Figure record listings -
◆ ◆ ◆ ◆ ◆ ◆ ◆
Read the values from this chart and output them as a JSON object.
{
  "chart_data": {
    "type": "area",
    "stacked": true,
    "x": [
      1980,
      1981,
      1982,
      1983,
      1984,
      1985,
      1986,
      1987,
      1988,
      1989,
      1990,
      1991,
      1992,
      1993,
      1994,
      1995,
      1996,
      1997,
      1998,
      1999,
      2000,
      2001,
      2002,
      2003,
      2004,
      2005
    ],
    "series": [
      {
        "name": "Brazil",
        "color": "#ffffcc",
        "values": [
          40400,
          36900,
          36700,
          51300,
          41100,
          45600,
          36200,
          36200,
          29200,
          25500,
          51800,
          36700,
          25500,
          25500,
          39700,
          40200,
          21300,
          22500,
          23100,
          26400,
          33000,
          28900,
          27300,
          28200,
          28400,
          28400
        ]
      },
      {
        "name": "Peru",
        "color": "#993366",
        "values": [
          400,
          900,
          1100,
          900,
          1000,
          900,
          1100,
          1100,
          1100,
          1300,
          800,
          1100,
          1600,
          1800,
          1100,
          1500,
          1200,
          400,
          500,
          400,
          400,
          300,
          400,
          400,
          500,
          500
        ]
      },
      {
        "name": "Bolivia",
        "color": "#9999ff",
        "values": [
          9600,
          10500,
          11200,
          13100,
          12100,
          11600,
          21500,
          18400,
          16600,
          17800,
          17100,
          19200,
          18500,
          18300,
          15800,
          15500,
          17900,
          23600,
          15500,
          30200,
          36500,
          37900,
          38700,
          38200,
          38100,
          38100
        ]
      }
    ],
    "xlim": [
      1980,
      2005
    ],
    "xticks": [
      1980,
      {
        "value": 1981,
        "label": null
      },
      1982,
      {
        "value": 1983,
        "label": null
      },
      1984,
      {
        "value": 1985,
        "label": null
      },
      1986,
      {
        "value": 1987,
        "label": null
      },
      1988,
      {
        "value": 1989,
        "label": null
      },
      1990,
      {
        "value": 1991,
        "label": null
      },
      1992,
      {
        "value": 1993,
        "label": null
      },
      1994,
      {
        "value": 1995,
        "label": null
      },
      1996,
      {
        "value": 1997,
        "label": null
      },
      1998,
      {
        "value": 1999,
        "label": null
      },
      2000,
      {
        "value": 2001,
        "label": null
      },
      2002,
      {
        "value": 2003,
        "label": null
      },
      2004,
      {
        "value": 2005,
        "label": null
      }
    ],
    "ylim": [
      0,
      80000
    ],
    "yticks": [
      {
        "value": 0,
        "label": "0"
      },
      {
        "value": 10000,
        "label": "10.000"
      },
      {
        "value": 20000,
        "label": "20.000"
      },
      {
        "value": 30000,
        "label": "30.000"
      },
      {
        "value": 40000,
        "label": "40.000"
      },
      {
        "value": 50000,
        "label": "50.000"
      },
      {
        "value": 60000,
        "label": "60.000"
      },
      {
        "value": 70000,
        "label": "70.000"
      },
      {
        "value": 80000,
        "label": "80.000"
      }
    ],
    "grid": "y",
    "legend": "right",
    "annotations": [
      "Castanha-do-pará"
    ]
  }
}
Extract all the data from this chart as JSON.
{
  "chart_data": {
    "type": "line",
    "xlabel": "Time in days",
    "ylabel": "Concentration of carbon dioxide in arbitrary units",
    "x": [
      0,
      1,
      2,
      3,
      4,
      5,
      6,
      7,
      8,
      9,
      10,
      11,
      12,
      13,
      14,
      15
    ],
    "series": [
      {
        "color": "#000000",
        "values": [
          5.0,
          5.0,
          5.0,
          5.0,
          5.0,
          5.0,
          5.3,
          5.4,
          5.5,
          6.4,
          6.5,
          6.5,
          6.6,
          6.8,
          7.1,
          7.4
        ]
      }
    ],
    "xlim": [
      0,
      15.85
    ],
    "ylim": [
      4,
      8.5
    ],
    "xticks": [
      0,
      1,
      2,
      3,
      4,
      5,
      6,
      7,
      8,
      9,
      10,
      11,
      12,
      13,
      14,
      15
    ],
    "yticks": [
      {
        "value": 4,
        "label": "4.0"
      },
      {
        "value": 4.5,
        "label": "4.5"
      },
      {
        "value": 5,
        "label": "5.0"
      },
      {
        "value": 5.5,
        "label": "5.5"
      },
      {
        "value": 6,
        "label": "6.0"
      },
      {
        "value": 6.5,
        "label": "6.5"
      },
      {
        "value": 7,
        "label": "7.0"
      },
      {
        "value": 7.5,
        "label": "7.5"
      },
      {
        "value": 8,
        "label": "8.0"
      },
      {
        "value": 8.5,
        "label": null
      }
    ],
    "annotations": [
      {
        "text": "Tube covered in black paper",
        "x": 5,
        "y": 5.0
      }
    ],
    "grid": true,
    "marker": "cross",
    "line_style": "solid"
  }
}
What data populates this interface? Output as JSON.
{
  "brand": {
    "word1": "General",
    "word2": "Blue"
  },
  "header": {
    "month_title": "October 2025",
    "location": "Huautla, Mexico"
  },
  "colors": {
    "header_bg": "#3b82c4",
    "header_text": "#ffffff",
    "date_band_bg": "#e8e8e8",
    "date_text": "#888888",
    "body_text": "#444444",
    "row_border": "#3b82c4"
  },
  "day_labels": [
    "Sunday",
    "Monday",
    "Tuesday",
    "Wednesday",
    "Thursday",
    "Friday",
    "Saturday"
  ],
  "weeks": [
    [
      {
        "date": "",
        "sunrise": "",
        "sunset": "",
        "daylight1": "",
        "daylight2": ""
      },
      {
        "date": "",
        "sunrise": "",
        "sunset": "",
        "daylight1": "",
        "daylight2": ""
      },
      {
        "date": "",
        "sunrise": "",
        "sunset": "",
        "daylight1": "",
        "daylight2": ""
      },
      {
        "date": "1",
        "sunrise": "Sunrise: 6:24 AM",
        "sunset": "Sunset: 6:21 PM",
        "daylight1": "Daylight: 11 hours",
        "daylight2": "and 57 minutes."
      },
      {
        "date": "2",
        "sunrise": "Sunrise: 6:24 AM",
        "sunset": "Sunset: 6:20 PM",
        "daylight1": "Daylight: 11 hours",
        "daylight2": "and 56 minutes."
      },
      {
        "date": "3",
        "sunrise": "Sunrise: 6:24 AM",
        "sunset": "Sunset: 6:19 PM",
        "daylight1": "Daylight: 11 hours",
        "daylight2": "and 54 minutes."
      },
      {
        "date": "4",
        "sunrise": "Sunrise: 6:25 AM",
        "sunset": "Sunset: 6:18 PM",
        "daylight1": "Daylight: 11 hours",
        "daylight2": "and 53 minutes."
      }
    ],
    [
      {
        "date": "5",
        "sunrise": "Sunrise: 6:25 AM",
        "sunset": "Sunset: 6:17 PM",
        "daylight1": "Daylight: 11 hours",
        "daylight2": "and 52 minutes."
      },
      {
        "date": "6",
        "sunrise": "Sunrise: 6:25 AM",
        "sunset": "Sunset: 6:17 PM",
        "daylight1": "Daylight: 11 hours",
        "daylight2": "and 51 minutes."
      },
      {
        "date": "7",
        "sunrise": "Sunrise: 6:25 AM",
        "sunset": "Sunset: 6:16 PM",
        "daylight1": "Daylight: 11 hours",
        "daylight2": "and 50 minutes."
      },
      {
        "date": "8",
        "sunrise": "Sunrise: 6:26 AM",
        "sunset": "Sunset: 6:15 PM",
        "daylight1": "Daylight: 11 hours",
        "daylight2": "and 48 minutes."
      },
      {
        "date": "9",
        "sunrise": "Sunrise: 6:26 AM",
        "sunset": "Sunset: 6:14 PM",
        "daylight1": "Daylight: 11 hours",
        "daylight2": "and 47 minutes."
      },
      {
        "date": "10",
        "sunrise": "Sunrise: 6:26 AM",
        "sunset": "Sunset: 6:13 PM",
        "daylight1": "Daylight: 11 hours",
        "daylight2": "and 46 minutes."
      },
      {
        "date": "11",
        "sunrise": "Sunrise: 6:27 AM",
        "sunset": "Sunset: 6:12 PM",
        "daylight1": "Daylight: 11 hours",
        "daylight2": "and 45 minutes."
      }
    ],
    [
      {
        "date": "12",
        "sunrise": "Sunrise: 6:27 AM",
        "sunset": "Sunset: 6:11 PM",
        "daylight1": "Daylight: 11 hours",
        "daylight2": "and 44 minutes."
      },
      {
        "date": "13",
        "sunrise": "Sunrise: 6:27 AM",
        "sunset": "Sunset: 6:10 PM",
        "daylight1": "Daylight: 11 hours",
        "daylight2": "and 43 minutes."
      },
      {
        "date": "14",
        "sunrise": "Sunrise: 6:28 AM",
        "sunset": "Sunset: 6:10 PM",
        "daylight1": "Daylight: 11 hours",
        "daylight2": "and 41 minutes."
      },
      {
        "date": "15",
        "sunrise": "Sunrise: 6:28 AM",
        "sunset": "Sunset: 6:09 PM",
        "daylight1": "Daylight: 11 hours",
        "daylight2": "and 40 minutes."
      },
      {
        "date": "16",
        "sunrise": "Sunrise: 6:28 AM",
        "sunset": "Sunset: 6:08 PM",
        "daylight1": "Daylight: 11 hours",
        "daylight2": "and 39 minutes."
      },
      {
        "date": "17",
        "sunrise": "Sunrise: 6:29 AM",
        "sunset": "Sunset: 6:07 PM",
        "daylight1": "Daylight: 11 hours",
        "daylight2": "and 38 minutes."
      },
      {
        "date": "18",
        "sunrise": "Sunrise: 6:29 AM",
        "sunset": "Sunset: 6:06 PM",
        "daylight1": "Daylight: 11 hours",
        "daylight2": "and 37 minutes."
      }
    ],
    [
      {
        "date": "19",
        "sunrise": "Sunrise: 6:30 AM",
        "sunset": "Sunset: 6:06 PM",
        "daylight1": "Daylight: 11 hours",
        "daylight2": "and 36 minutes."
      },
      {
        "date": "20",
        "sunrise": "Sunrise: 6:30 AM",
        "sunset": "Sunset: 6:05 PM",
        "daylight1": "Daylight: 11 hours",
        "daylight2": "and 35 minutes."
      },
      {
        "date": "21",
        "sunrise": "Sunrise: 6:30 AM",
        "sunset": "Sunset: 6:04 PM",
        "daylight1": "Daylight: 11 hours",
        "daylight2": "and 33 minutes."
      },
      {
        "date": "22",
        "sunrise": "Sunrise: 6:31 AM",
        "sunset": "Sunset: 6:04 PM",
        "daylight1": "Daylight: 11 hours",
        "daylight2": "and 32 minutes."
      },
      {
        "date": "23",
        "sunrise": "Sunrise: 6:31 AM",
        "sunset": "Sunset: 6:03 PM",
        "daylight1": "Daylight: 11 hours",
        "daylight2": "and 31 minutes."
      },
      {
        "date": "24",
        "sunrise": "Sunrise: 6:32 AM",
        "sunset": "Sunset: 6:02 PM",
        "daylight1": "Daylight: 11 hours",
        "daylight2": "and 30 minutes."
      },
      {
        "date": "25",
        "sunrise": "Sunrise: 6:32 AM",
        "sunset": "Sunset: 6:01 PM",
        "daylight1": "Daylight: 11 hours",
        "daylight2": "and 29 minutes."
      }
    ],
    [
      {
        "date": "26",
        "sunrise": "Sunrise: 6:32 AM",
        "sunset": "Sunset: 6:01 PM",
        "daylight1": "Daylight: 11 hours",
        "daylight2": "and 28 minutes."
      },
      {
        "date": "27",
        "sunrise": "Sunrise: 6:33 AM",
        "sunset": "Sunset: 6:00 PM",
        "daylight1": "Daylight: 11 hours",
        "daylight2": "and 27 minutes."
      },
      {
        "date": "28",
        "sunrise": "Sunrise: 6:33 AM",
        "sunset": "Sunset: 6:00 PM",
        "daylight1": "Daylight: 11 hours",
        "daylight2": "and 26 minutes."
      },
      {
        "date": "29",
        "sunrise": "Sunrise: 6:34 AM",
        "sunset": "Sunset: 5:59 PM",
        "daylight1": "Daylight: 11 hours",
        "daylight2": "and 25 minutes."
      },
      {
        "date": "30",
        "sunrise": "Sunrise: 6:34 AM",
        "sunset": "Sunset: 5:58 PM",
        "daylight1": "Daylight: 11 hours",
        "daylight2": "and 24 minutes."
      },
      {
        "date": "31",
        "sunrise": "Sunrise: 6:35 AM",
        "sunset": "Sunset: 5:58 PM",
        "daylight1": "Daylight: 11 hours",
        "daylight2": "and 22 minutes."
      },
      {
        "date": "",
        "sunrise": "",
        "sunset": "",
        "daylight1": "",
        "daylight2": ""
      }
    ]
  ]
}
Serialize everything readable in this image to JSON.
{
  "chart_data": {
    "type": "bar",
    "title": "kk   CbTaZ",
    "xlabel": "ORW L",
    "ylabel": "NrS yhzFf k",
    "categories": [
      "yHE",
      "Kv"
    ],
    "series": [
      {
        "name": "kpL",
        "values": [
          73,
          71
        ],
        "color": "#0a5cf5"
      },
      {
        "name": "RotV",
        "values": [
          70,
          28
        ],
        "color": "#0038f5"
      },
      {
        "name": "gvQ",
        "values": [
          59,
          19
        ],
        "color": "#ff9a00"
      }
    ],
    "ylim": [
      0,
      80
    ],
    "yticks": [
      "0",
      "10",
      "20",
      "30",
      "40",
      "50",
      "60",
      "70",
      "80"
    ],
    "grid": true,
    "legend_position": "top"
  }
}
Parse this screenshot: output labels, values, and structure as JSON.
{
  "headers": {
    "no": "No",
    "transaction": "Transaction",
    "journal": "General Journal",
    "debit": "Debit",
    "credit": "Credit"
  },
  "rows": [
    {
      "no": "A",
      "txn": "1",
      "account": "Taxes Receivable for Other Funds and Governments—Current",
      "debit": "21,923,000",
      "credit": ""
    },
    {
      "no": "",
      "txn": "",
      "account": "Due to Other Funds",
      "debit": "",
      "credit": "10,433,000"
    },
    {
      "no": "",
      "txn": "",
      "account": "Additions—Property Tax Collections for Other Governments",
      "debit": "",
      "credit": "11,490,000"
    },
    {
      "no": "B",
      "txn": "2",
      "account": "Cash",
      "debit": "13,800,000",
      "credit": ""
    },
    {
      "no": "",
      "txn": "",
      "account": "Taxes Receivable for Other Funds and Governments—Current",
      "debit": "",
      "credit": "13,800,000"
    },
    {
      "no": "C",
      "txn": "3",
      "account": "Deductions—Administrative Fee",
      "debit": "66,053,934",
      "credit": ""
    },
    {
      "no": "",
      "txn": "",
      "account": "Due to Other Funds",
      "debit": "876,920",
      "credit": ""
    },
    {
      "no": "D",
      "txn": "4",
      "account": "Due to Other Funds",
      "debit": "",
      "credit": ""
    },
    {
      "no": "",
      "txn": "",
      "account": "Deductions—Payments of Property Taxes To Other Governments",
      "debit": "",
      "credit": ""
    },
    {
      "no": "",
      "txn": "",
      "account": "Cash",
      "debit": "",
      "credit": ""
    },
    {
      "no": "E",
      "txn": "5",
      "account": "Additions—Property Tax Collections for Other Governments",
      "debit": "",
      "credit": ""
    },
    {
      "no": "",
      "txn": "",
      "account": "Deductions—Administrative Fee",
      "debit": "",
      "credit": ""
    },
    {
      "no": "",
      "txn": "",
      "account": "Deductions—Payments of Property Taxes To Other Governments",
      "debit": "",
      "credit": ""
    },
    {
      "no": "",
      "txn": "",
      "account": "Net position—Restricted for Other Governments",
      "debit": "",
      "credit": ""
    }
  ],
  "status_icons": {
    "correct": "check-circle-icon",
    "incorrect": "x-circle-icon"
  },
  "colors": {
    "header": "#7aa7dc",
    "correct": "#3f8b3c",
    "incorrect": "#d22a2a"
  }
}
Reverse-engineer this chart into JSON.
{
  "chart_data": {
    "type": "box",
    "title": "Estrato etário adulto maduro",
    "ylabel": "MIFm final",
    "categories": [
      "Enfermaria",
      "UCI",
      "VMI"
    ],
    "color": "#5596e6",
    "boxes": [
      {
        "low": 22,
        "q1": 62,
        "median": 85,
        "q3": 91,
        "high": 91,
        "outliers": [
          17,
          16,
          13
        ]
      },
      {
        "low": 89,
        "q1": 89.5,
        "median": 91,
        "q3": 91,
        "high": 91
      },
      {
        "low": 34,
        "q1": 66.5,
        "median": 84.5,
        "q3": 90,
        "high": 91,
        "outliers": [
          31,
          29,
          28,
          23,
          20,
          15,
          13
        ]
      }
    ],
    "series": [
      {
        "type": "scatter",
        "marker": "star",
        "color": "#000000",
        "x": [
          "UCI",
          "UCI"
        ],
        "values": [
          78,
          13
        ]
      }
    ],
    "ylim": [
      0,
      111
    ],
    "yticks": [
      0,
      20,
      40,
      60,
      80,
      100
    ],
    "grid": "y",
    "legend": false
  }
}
◆ ◆ ◆ ◆ ◆ ◆ ◆
AIM -
State only the number of lines in these entries that contain "incorrect".

WRITTEN ANSWER -
2